= PROBLEM STATEMENT =
Locate each line in the records containing "generation". Copy it.

── DATA SUPPLIED

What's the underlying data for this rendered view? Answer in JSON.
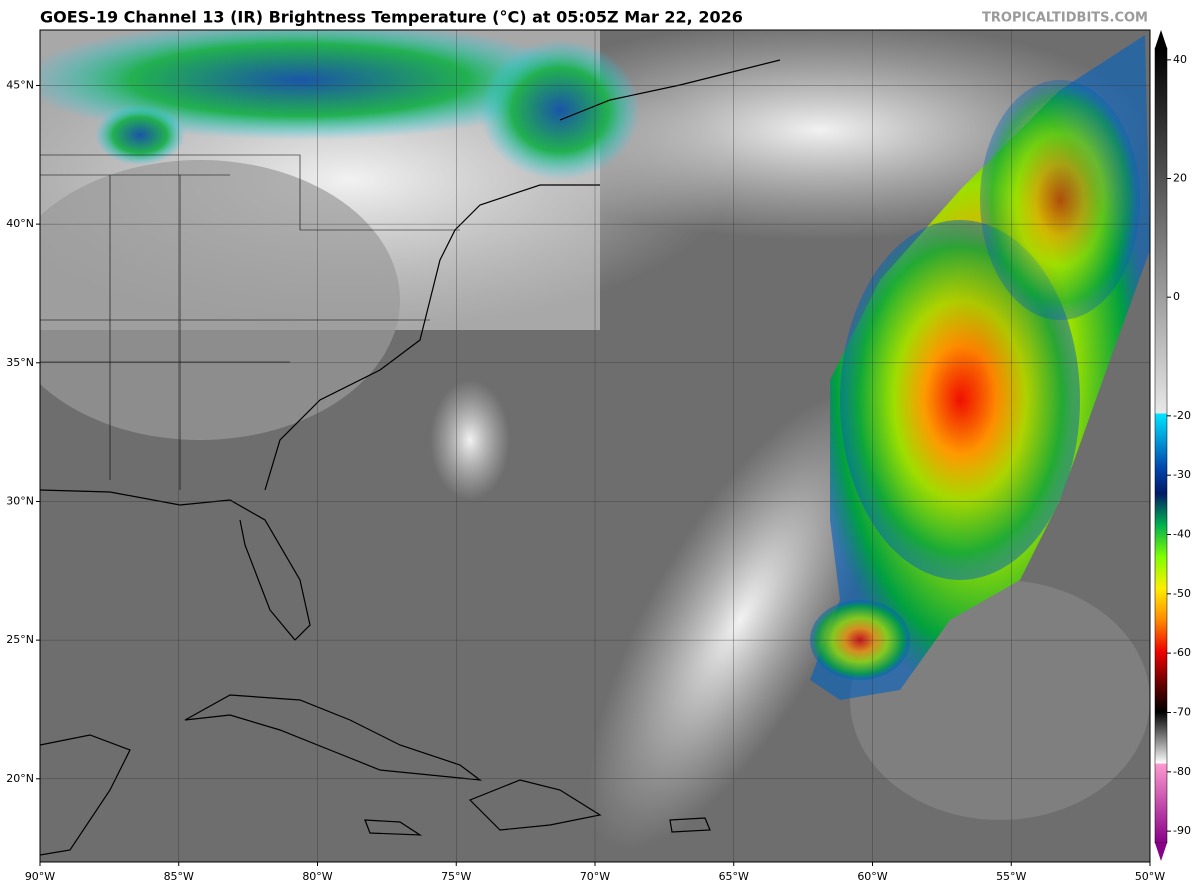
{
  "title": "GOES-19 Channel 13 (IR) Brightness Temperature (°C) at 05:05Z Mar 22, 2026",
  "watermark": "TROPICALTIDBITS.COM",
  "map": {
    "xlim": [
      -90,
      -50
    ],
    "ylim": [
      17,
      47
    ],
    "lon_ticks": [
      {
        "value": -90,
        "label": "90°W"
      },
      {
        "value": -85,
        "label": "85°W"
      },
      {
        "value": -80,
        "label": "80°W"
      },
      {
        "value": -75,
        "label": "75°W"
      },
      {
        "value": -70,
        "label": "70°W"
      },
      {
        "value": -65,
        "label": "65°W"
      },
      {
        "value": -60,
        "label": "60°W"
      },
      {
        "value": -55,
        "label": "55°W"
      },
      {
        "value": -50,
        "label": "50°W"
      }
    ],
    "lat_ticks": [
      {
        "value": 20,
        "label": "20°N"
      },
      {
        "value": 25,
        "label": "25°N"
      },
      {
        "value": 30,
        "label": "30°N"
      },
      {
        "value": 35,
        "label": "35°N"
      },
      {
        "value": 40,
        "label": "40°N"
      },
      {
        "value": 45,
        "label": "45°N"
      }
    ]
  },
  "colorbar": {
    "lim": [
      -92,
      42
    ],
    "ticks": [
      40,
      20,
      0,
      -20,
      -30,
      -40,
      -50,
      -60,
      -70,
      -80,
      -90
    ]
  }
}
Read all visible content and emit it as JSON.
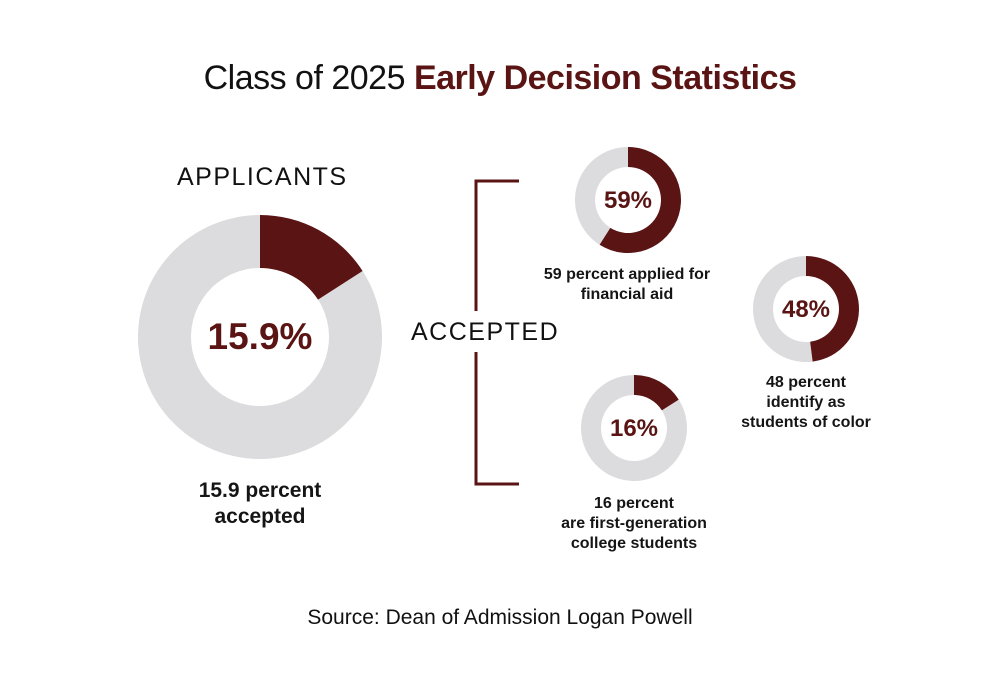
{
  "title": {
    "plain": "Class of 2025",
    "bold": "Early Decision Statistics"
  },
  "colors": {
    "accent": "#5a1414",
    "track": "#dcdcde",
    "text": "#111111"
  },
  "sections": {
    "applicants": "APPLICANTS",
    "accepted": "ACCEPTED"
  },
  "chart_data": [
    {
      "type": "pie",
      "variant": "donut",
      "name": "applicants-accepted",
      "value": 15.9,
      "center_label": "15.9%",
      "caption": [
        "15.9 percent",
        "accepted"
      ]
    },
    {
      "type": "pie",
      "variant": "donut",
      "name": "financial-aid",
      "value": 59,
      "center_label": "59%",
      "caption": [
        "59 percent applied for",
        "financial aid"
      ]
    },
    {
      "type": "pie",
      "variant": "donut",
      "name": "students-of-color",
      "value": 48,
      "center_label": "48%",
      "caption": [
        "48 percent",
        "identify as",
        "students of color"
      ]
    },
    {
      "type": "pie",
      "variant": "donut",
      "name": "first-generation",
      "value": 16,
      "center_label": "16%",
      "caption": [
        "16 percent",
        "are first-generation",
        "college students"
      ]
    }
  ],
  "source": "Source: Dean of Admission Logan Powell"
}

────

= RESPONSE TO THIS TASK =
      "name": "first-generation",
        "are first-generation",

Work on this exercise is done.